*Directive:* Repeat, exactly and completely, the material that follows. Omit the pictures.

——

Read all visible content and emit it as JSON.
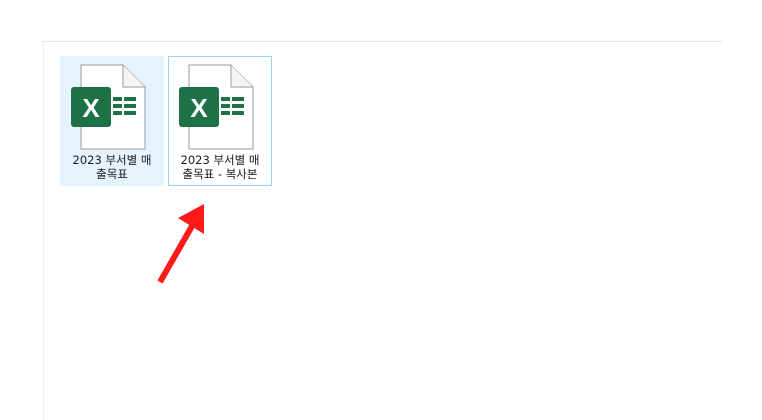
{
  "files": [
    {
      "name_line1": "2023 부서별 매",
      "name_line2": "출목표",
      "icon": "excel-file-icon",
      "state": "hover"
    },
    {
      "name_line1": "2023 부서별 매",
      "name_line2": "출목표 - 복사본",
      "icon": "excel-file-icon",
      "state": "selected"
    }
  ],
  "colors": {
    "excel_green": "#1e7145",
    "hover_bg": "#e5f3ff",
    "selected_border": "#99d1ff",
    "arrow": "#ff1a1a"
  }
}
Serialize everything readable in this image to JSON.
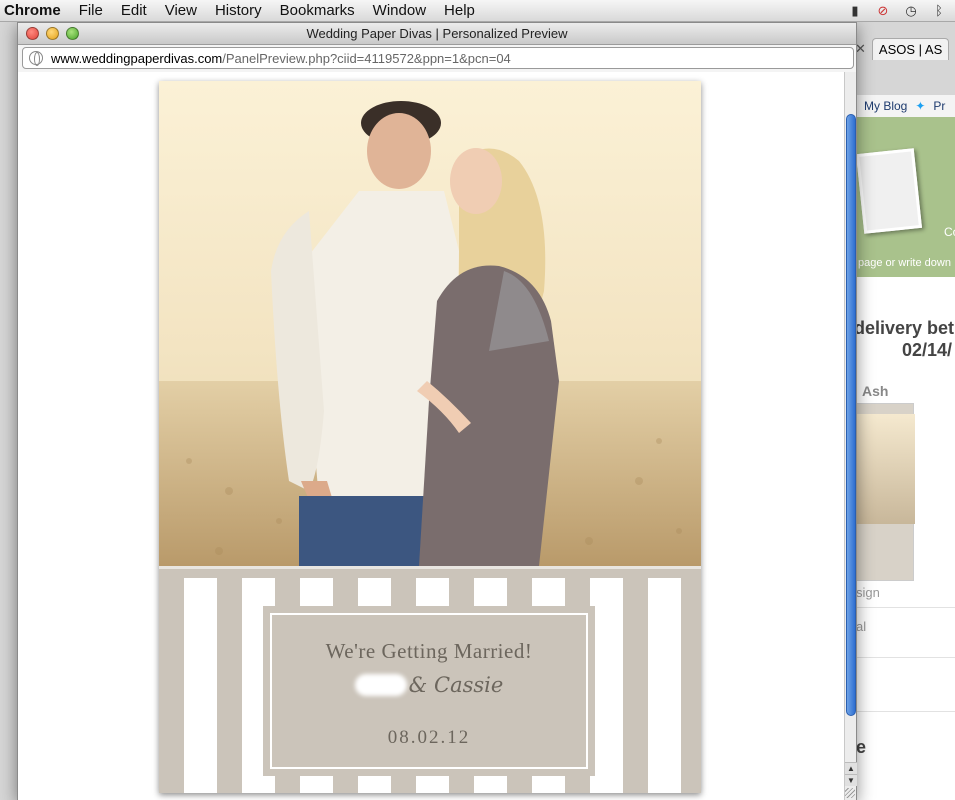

——

*Finished exercise:*
Read all visible content and emit it as JSON.
{
  "files": [
    {
      "name_line1": "2023 부서별 매",
      "name_line2": "출목표",
      "icon": "excel-file-icon",
      "state": "hover"
    },
    {
      "name_line1": "2023 부서별 매",
      "name_line2": "출목표 - 복사본",
      "icon": "excel-file-icon",
      "state": "selected"
    }
  ],
  "colors": {
    "excel_green": "#1e7145",
    "hover_bg": "#e5f3ff",
    "selected_border": "#99d1ff",
    "arrow": "#ff1a1a"
  }
}
Serialize everything readable in this image to JSON.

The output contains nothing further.